# Set exercise
Would you copy out the whole listing exactly as given?

= = =

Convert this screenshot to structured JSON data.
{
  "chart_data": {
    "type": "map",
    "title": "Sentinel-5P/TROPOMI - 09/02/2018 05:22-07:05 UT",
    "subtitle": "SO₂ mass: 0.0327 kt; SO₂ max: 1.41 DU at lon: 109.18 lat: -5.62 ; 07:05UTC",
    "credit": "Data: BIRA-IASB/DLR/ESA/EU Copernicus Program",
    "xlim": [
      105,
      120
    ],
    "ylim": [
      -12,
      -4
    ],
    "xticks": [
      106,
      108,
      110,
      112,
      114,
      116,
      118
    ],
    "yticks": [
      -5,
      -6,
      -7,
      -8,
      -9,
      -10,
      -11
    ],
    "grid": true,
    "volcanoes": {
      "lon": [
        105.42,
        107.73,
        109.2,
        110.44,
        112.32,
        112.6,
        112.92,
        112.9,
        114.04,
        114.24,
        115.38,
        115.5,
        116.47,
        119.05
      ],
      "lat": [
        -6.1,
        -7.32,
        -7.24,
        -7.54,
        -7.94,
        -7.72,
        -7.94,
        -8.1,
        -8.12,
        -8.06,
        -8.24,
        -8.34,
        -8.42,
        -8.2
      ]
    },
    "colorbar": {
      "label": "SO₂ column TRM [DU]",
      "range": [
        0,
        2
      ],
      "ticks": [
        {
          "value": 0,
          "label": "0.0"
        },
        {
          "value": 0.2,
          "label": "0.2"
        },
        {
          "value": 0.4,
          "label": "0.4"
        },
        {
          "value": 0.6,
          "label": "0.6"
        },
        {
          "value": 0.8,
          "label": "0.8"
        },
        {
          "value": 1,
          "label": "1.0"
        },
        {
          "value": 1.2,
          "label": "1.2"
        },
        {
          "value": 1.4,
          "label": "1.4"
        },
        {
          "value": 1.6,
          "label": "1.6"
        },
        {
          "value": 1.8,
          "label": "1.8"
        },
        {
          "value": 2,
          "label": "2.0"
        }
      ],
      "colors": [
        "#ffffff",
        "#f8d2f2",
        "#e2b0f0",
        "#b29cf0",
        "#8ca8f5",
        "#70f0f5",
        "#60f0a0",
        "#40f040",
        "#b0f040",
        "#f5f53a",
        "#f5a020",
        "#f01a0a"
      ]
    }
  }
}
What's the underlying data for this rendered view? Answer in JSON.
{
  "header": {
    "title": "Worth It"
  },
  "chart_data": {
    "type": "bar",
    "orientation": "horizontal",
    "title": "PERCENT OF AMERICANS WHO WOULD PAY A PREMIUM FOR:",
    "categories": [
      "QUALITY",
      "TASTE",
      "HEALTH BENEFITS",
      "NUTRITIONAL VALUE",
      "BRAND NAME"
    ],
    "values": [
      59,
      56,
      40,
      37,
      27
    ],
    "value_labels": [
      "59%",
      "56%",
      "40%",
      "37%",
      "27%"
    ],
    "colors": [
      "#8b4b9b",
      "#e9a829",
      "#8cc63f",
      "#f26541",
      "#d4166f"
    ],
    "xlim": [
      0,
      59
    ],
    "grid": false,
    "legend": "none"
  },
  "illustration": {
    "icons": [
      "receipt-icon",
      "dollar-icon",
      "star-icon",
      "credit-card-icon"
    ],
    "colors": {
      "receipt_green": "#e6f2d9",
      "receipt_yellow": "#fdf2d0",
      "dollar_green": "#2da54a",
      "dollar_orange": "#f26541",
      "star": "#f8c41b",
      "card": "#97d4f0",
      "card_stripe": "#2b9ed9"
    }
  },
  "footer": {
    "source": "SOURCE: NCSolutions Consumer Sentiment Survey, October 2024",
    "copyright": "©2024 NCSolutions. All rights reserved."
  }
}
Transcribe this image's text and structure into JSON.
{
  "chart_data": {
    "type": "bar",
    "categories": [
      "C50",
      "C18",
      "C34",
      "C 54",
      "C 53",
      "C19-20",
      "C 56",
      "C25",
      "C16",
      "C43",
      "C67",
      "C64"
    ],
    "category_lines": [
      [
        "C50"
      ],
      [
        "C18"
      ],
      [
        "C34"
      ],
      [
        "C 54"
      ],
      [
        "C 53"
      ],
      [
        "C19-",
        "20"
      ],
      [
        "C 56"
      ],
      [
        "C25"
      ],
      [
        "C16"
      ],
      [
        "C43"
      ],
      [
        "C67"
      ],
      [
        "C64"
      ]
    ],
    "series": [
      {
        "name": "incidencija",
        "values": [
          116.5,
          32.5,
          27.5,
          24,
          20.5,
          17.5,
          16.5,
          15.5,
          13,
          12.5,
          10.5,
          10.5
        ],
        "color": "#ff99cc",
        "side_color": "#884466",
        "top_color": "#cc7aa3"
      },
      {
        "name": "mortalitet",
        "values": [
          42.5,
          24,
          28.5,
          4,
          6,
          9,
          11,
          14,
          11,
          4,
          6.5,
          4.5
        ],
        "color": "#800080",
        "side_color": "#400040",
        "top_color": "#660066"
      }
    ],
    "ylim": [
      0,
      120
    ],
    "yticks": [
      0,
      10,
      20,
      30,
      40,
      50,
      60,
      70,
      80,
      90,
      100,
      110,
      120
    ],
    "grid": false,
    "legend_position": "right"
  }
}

= = =

# Correct response
Convert this screenshot to structured JSON data.
{
  "chart_data": {
    "type": "map",
    "title": "Sentinel-5P/TROPOMI - 09/02/2018 05:22-07:05 UT",
    "subtitle": "SO₂ mass: 0.0327 kt; SO₂ max: 1.41 DU at lon: 109.18 lat: -5.62 ; 07:05UTC",
    "credit": "Data: BIRA-IASB/DLR/ESA/EU Copernicus Program",
    "xlim": [
      105,
      120
    ],
    "ylim": [
      -12,
      -4
    ],
    "xticks": [
      106,
      108,
      110,
      112,
      114,
      116,
      118
    ],
    "yticks": [
      -5,
      -6,
      -7,
      -8,
      -9,
      -10,
      -11
    ],
    "grid": true,
    "volcanoes": {
      "lon": [
        105.42,
        107.73,
        109.2,
        110.44,
        112.32,
        112.6,
        112.92,
        112.9,
        114.04,
        114.24,
        115.38,
        115.5,
        116.47,
        119.05
      ],
      "lat": [
        -6.1,
        -7.32,
        -7.24,
        -7.54,
        -7.94,
        -7.72,
        -7.94,
        -8.1,
        -8.12,
        -8.06,
        -8.24,
        -8.34,
        -8.42,
        -8.2
      ]
    },
    "colorbar": {
      "label": "SO₂ column TRM [DU]",
      "range": [
        0,
        2
      ],
      "ticks": [
        {
          "value": 0,
          "label": "0.0"
        },
        {
          "value": 0.2,
          "label": "0.2"
        },
        {
          "value": 0.4,
          "label": "0.4"
        },
        {
          "value": 0.6,
          "label": "0.6"
        },
        {
          "value": 0.8,
          "label": "0.8"
        },
        {
          "value": 1,
          "label": "1.0"
        },
        {
          "value": 1.2,
          "label": "1.2"
        },
        {
          "value": 1.4,
          "label": "1.4"
        },
        {
          "value": 1.6,
          "label": "1.6"
        },
        {
          "value": 1.8,
          "label": "1.8"
        },
        {
          "value": 2,
          "label": "2.0"
        }
      ],
      "colors": [
        "#ffffff",
        "#f8d2f2",
        "#e2b0f0",
        "#b29cf0",
        "#8ca8f5",
        "#70f0f5",
        "#60f0a0",
        "#40f040",
        "#b0f040",
        "#f5f53a",
        "#f5a020",
        "#f01a0a"
      ]
    }
  }
}
What's the underlying data for this rendered view? Answer in JSON.
{
  "header": {
    "title": "Worth It"
  },
  "chart_data": {
    "type": "bar",
    "orientation": "horizontal",
    "title": "PERCENT OF AMERICANS WHO WOULD PAY A PREMIUM FOR:",
    "categories": [
      "QUALITY",
      "TASTE",
      "HEALTH BENEFITS",
      "NUTRITIONAL VALUE",
      "BRAND NAME"
    ],
    "values": [
      59,
      56,
      40,
      37,
      27
    ],
    "value_labels": [
      "59%",
      "56%",
      "40%",
      "37%",
      "27%"
    ],
    "colors": [
      "#8b4b9b",
      "#e9a829",
      "#8cc63f",
      "#f26541",
      "#d4166f"
    ],
    "xlim": [
      0,
      59
    ],
    "grid": false,
    "legend": "none"
  },
  "illustration": {
    "icons": [
      "receipt-icon",
      "dollar-icon",
      "star-icon",
      "credit-card-icon"
    ],
    "colors": {
      "receipt_green": "#e6f2d9",
      "receipt_yellow": "#fdf2d0",
      "dollar_green": "#2da54a",
      "dollar_orange": "#f26541",
      "star": "#f8c41b",
      "card": "#97d4f0",
      "card_stripe": "#2b9ed9"
    }
  },
  "footer": {
    "source": "SOURCE: NCSolutions Consumer Sentiment Survey, October 2024",
    "copyright": "©2024 NCSolutions. All rights reserved."
  }
}
Transcribe this image's text and structure into JSON.
{
  "chart_data": {
    "type": "bar",
    "categories": [
      "C50",
      "C18",
      "C34",
      "C 54",
      "C 53",
      "C19-20",
      "C 56",
      "C25",
      "C16",
      "C43",
      "C67",
      "C64"
    ],
    "category_lines": [
      [
        "C50"
      ],
      [
        "C18"
      ],
      [
        "C34"
      ],
      [
        "C 54"
      ],
      [
        "C 53"
      ],
      [
        "C19-",
        "20"
      ],
      [
        "C 56"
      ],
      [
        "C25"
      ],
      [
        "C16"
      ],
      [
        "C43"
      ],
      [
        "C67"
      ],
      [
        "C64"
      ]
    ],
    "series": [
      {
        "name": "incidencija",
        "values": [
          116.5,
          32.5,
          27.5,
          24,
          20.5,
          17.5,
          16.5,
          15.5,
          13,
          12.5,
          10.5,
          10.5
        ],
        "color": "#ff99cc",
        "side_color": "#884466",
        "top_color": "#cc7aa3"
      },
      {
        "name": "mortalitet",
        "values": [
          42.5,
          24,
          28.5,
          4,
          6,
          9,
          11,
          14,
          11,
          4,
          6.5,
          4.5
        ],
        "color": "#800080",
        "side_color": "#400040",
        "top_color": "#660066"
      }
    ],
    "ylim": [
      0,
      120
    ],
    "yticks": [
      0,
      10,
      20,
      30,
      40,
      50,
      60,
      70,
      80,
      90,
      100,
      110,
      120
    ],
    "grid": false,
    "legend_position": "right"
  }
}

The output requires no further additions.